◆ **EXERCISE INSTRUCTIONS**:
Wherever the word "this" turns up in a line of the entries, copy that line.

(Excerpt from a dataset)
<<<<
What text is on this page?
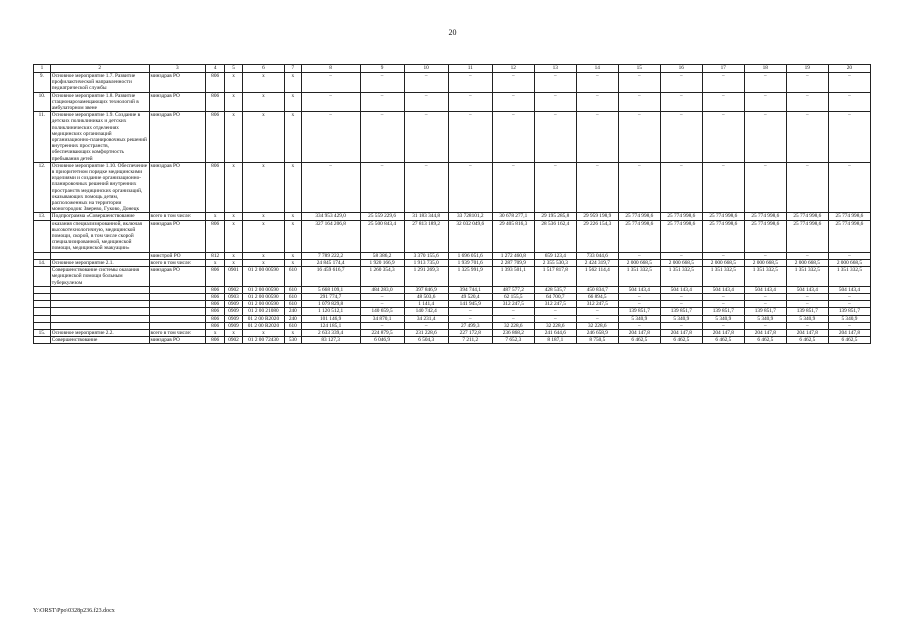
20
1	2	3	4	5	6	7	8	9	10	11	12	13	14	15	16	17	18	19	20
9.	Основное мероприятие 1.7. Развитие профилактической направленности педиатрической службы	минздрав РО	806	х	х	х	–	–	–	–	–	–	–	–	–	–	–	–	–
10.	Основное мероприятие 1.8. Развитие стационарозамещающих технологий в амбулаторном звене	минздрав РО	806	х	х	х	–	–	–	–	–	–	–	–	–	–	–	–	–
11.	Основное мероприятие 1.9. Создание в детских поликлиниках и детских поликлинических отделениях медицинских организаций организационно-планировочных решений внутренних пространств, обеспечивающих комфортность пребывания детей	минздрав РО	806	х	х	х	–	–	–	–	–	–	–	–	–	–	–	–	–
12.	Основное мероприятие 1.10. Обеспечение в приоритетном порядке медицинскими изделиями и создание организационно-планировочных решений внутренних пространств медицинских организаций, оказывающих помощь детям, расположенных на территории моногородов: Зверево, Гуково, Донецк	минздрав РО	806	х	х	х	–	–	–	–	–	–	–	–	–	–	–	–	–
13.	Подпрограмма «Совершенствование	всего в том числе:	х	х	х	х	334 953 429,0	25 559 229,6	31 183 344,8	33 728101,2	30 678 277,1	29 195 285,8	29 959 198,9	25 774 998,6	25 774 998,6	25 774 998,6	25 774 998,6	25 774 998,6	25 774 998,6
	оказания специализированной, включая высокотехнологичную, медицинской помощи, скорой, в том числе скорой специализированной, медицинской помощи, медицинской эвакуации»	минздрав РО	806	х	х	х	327 164 206,8	25 500 843,4	27 813 189,2	32 032 049,6	29 405 816,3	28 536 162,4	29 226 154,3	25 774 998,6	25 774 998,6	25 774 998,6	25 774 998,6	25 774 998,6	25 774 998,6
		минстрой РО	812	х	х	х	7 789 222,2	58 386,2	3 370 155,6	1 696 051,6	1 272 460,8	659 123,4	733 044,6	–	–	–	–	–	–
14.	Основное мероприятие 2.1.	всего в том числе:	х	х	х	х	24 845 174,4	1 920 166,9	1 913 735,0	1 939 701,6	2 287 709,9	2 355 530,3	2 424 319,7	2 000 668,5	2 000 668,5	2 000 668,5	2 000 668,5	2 000 668,5	2 000 668,5
	Совершенствование системы оказания медицинской помощи больным туберкулезом	минздрав РО	806	0901	01 2 00 00590	610	16 459 616,7	1 260 354,3	1 291 269,3	1 325 991,9	1 393 501,1	1 517 817,8	1 562 114,4	1 351 332,5	1 351 332,5	1 351 332,5	1 351 332,5	1 351 332,5	1 351 332,5
			806	0902	01 2 00 00590	610	5 668 109,1	484 283,0	397 846,9	394 744,1	487 577,2	428 535,7	450 834,7	504 143,4	504 143,4	504 143,4	504 143,4	504 143,4	504 143,4
			806	0903	01 2 00 00590	610	291 774,7	–	48 503,6	49 520,4	62 155,5	64 700,7	66 894,5	–	–	–	–	–	–
			806	0909	01 2 00 00590	610	1 079 829,8	–	1 141,4	141 945,9	312 247,5	312 247,5	312 247,5	–	–	–	–	–	–
			806	0909	01 2 00 21080	240	1 120 512,1	140 659,5	140 742,4	–	–	–	–	139 851,7	139 851,7	139 851,7	139 851,7	139 851,7	139 851,7
			806	0909	01 2 00 R2020	240	101 146,9	34 870,1	34 231,4	–	–	–	–	5 340,9	5 340,9	5 340,9	5 340,9	5 340,9	5 340,9
			806	0909	01 2 00 R2020	610	124 185,1	–	–	27 499,3	32 228,6	32 228,6	32 228,6	–	–	–	–	–	–
15.	Основное мероприятие 2.2.	всего в том числе:	х	х	х	х	2 633 339,4	224 879,5	231 228,6	227 172,8	236 868,2	241 644,6	246 658,9	204 147,8	204 147,8	204 147,8	204 147,8	204 147,8	204 147,8
	Совершенствование	минздрав РО	806	0902	01 2 00 72430	530	83 127,3	6 046,9	6 504,3	7 211,2	7 652,3	8 187,1	8 750,5	6 462,5	6 462,5	6 462,5	6 462,5	6 462,5	6 462,5
Y:\ORST\Ppo\0328p236.f23.docx
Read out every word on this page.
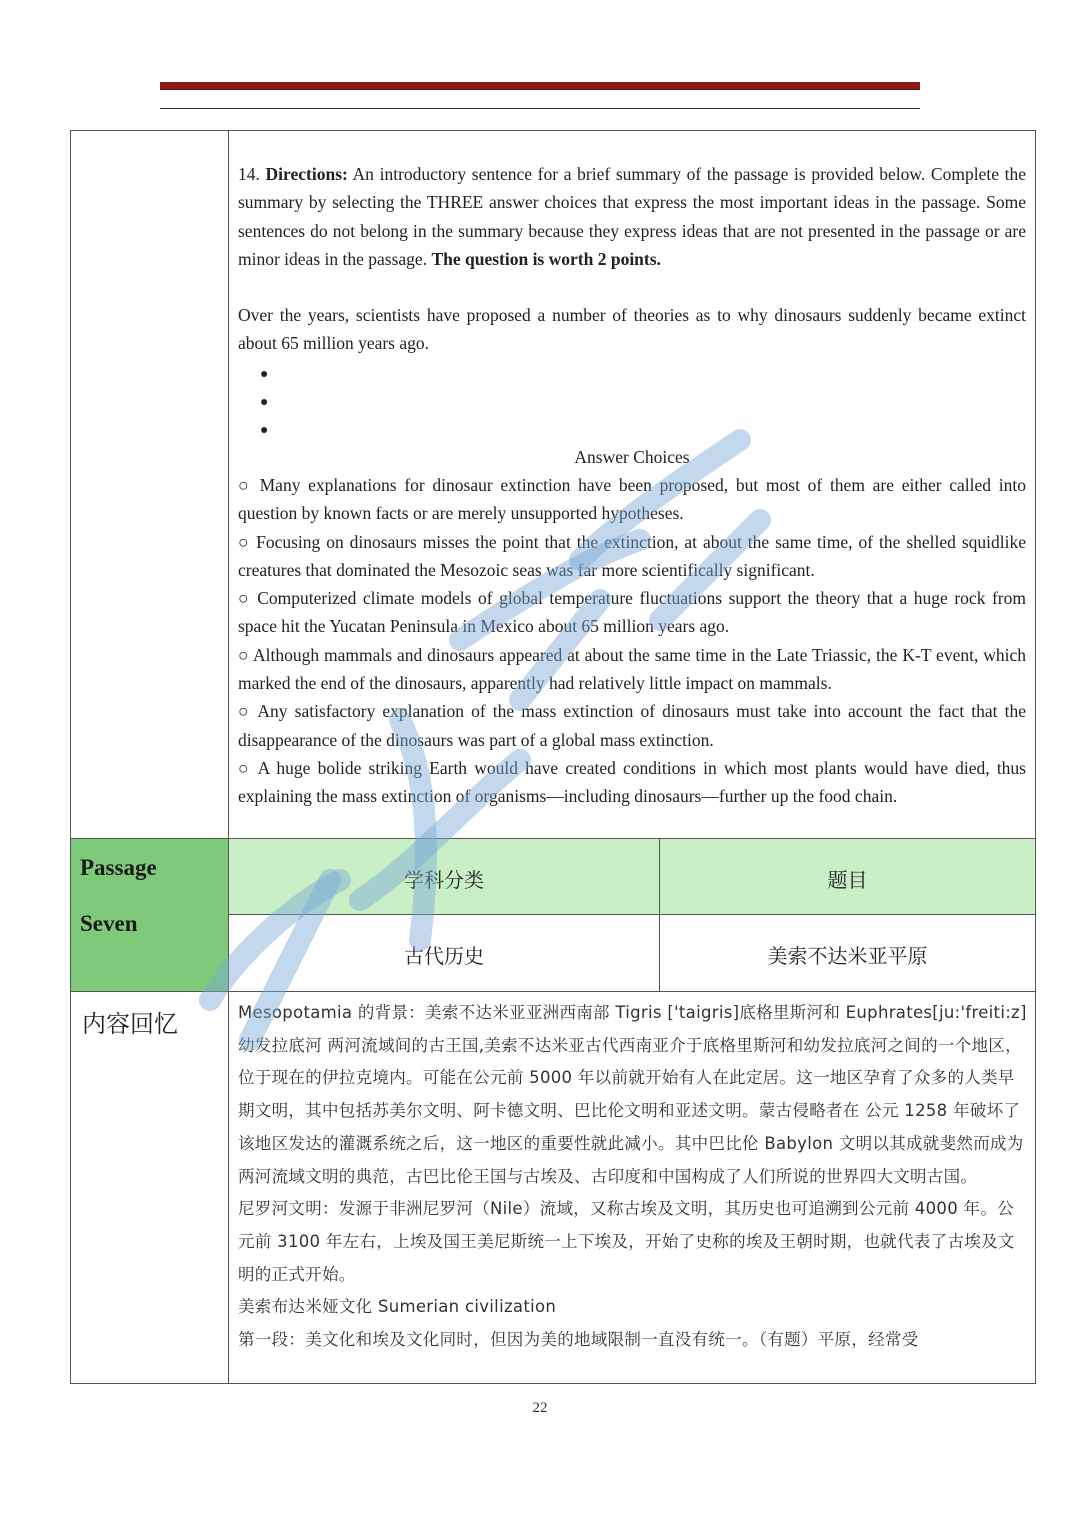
14. Directions: An introductory sentence for a brief summary of the passage is provided below. Complete the summary by selecting the THREE answer choices that express the most important ideas in the passage. Some sentences do not belong in the summary because they express ideas that are not presented in the passage or are minor ideas in the passage. The question is worth 2 points.

Over the years, scientists have proposed a number of theories as to why dinosaurs suddenly became extinct about 65 million years ago.

●
●
●

Answer Choices

○ Many explanations for dinosaur extinction have been proposed, but most of them are either called into question by known facts or are merely unsupported hypotheses.

○ Focusing on dinosaurs misses the point that the extinction, at about the same time, of the shelled squidlike creatures that dominated the Mesozoic seas was far more scientifically significant.

○ Computerized climate models of global temperature fluctuations support the theory that a huge rock from space hit the Yucatan Peninsula in Mexico about 65 million years ago.

○ Although mammals and dinosaurs appeared at about the same time in the Late Triassic, the K-T event, which marked the end of the dinosaurs, apparently had relatively little impact on mammals.

○ Any satisfactory explanation of the mass extinction of dinosaurs must take into account the fact that the disappearance of the dinosaurs was part of a global mass extinction.

○ A huge bolide striking Earth would have created conditions in which most plants would have died, thus explaining the mass extinction of organisms—including dinosaurs—further up the food chain.

Passage
Seven
学科分类	题目
古代历史	美索不达米亚平原
内容回忆	Mesopotamia 的背景：美索不达米亚亚洲西南部 Tigris ['taigris]底格里斯河和 Euphrates[ju:'freiti:z] 幼发拉底河 两河流域间的古王国,美索不达米亚古代西南亚介于底格里斯河和幼发拉底河之间的一个地区，位于现在的伊拉克境内。可能在公元前 5000 年以前就开始有人在此定居。这一地区孕育了众多的人类早期文明，其中包括苏美尔文明、阿卡德文明、巴比伦文明和亚述文明。蒙古侵略者在 公元 1258 年破坏了该地区发达的灌溉系统之后，这一地区的重要性就此减小。其中巴比伦 Babylon 文明以其成就斐然而成为两河流域文明的典范，古巴比伦王国与古埃及、古印度和中国构成了人们所说的世界四大文明古国。

尼罗河文明：发源于非洲尼罗河（Nile）流域，又称古埃及文明，其历史也可追溯到公元前 4000 年。公元前 3100 年左右，上埃及国王美尼斯统一上下埃及，开始了史称的埃及王朝时期，也就代表了古埃及文明的正式开始。

美索布达米娅文化 Sumerian civilization

第一段：美文化和埃及文化同时，但因为美的地域限制一直没有统一。（有题）平原，经常受

22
>>>>
◆ **COMPLETE ANSWER**:
What text is on this page?
Read out every word on this page.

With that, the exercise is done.